**TO BE DONE:**
Copy each line that contains the word "this".

**DATASET RECORDS:**
-=-=-=-=-

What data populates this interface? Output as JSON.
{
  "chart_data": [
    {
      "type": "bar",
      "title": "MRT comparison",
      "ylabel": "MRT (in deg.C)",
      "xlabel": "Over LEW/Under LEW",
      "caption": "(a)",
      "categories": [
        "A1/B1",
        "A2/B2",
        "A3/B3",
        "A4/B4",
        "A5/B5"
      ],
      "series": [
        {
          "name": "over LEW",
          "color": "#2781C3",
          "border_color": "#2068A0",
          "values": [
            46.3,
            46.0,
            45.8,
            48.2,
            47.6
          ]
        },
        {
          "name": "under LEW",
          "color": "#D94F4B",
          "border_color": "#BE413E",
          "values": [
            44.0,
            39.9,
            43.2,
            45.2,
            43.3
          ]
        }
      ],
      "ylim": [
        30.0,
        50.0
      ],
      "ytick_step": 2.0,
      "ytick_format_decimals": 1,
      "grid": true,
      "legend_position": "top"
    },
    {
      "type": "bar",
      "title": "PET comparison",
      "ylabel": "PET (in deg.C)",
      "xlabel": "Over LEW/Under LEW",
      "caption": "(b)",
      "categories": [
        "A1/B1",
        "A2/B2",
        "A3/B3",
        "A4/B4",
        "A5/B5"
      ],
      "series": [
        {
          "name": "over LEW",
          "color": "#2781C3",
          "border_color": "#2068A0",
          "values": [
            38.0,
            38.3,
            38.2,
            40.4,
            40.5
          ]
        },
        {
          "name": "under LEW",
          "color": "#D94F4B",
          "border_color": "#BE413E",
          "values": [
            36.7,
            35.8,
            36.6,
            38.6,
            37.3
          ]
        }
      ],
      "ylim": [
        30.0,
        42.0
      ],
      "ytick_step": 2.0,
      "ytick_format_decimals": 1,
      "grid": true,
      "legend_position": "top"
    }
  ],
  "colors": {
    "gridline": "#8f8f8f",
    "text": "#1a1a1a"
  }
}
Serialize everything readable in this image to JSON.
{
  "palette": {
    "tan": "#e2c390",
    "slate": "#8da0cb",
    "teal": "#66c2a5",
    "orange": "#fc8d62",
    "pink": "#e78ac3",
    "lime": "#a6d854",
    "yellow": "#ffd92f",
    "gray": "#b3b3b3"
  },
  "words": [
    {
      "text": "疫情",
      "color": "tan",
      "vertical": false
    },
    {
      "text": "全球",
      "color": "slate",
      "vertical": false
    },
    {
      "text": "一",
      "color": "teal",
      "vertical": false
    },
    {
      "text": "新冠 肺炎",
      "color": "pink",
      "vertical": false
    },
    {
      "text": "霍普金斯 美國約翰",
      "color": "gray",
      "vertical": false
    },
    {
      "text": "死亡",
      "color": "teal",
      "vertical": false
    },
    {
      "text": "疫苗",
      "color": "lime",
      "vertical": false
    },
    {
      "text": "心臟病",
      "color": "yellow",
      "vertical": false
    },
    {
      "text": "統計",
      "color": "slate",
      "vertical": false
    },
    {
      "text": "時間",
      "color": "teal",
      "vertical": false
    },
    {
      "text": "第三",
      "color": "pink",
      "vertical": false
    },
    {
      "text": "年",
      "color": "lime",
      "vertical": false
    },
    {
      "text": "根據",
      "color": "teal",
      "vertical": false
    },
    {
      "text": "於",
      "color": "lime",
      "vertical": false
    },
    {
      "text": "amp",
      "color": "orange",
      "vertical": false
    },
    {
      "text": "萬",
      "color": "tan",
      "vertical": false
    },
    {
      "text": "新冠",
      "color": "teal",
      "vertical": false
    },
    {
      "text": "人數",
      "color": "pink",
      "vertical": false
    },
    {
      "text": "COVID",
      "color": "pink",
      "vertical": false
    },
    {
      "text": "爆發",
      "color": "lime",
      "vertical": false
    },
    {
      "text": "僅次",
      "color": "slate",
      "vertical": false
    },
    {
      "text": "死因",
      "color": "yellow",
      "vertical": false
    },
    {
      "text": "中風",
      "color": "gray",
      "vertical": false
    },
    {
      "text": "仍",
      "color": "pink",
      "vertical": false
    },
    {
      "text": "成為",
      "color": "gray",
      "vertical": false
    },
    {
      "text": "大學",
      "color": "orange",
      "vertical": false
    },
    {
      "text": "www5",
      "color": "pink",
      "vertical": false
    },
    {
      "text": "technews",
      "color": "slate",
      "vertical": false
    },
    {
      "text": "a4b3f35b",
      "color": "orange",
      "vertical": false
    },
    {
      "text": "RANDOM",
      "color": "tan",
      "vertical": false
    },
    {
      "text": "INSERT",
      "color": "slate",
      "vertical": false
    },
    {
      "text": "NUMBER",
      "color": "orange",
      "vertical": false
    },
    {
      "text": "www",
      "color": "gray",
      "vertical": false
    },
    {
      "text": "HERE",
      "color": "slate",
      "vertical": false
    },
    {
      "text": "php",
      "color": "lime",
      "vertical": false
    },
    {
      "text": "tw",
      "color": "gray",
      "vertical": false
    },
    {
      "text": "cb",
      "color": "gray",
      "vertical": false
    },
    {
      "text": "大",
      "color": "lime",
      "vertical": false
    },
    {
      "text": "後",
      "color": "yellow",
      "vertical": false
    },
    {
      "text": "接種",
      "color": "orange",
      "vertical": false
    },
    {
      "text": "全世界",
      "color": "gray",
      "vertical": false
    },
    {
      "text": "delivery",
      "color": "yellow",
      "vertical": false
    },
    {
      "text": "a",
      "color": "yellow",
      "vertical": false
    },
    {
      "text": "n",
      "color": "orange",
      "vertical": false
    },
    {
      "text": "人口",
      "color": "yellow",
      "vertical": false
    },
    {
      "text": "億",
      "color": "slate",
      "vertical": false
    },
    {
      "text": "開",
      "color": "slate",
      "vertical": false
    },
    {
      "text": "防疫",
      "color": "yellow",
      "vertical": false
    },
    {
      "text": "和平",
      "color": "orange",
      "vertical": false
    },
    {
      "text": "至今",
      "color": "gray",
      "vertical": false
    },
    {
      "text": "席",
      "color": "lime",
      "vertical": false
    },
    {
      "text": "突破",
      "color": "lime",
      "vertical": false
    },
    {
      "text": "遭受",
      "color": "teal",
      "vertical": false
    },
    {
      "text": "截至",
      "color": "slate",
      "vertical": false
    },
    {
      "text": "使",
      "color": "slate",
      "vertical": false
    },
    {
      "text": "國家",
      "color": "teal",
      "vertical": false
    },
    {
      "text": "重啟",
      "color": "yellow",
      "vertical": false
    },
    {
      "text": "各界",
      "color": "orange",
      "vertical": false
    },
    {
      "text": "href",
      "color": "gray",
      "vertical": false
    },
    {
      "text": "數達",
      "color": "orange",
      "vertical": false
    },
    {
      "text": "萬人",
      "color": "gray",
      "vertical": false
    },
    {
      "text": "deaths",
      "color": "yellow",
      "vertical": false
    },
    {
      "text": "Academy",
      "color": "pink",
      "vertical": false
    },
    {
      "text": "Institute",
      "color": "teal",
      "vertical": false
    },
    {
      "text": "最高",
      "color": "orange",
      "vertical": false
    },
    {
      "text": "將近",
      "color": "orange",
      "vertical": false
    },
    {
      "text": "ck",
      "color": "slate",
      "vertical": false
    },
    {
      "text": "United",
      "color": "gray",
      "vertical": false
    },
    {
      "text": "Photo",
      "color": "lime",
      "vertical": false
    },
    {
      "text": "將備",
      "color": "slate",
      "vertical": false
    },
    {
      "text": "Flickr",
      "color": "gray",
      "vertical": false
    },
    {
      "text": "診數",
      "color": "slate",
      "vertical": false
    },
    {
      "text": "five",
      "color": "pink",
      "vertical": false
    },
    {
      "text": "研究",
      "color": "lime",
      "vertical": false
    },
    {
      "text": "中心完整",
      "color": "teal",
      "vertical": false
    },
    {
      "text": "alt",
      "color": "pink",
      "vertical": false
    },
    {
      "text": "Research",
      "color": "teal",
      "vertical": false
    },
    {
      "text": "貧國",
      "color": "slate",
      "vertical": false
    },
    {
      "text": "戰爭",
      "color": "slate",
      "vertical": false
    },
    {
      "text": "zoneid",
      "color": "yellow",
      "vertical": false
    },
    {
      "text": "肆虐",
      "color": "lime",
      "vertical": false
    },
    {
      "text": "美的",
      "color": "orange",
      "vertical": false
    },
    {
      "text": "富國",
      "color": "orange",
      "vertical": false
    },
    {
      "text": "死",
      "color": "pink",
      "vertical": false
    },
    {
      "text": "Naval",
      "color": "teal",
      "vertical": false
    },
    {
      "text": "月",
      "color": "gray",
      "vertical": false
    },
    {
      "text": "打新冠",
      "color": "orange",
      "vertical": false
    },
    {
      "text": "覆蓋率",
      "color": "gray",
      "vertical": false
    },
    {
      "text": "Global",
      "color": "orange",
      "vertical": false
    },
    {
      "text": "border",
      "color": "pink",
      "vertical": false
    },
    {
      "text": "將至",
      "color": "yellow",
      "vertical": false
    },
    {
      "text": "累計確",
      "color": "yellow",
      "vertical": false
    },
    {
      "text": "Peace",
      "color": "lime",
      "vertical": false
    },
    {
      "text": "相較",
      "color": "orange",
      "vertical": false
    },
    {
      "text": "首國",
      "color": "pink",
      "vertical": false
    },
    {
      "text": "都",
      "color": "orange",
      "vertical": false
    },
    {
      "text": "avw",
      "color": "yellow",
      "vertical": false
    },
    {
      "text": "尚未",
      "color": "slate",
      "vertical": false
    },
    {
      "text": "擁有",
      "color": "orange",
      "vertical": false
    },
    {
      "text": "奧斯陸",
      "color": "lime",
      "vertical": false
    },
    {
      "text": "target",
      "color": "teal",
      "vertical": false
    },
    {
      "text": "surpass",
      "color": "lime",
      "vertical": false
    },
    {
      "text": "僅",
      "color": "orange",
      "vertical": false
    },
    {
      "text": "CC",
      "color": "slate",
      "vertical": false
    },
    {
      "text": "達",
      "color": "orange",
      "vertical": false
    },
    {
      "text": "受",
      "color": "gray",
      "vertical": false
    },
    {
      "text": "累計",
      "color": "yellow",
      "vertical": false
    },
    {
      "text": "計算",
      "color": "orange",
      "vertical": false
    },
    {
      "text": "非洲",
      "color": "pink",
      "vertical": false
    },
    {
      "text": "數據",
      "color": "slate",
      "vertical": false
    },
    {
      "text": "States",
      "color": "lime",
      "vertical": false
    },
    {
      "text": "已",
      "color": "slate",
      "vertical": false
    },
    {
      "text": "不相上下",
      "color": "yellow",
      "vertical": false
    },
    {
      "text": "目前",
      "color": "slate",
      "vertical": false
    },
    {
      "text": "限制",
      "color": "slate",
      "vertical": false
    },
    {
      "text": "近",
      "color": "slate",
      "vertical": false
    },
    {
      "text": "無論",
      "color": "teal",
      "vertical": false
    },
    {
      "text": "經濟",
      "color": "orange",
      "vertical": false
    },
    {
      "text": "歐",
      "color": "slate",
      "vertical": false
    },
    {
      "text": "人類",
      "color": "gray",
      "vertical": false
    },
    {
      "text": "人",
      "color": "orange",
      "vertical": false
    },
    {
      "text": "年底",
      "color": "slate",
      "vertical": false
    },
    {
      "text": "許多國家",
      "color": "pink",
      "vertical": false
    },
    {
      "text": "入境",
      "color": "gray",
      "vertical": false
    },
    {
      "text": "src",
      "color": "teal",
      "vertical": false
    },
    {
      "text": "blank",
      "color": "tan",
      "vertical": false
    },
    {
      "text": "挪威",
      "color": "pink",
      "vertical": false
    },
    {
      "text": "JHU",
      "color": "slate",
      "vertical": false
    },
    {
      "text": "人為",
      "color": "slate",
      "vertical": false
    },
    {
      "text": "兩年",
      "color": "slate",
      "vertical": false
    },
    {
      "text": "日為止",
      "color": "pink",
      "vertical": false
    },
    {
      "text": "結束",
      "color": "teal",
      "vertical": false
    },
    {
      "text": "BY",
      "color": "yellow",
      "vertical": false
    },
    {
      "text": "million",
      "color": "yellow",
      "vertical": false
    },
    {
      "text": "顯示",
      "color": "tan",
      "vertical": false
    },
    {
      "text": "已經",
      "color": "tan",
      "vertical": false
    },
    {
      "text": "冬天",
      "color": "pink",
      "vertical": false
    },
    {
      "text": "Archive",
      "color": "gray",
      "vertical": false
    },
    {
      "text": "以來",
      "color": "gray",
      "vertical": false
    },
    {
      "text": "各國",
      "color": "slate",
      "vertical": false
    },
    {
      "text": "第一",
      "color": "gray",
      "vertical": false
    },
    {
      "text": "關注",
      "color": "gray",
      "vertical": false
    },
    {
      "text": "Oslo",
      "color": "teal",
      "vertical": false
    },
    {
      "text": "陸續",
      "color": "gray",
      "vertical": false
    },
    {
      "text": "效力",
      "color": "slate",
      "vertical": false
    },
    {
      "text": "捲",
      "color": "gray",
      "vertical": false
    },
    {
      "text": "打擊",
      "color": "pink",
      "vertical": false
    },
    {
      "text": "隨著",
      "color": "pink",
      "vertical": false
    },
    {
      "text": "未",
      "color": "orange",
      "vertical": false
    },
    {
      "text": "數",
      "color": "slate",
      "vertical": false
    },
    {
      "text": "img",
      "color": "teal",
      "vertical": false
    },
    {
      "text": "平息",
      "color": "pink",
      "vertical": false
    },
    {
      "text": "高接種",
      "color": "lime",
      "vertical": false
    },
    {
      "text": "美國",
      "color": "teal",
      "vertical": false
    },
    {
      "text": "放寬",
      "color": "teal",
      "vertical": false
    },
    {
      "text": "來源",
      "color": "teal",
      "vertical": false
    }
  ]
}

-=-=-=-=-

**THE OUTPUT:**
What data populates this interface? Output as JSON.
Serialize everything readable in this image to JSON.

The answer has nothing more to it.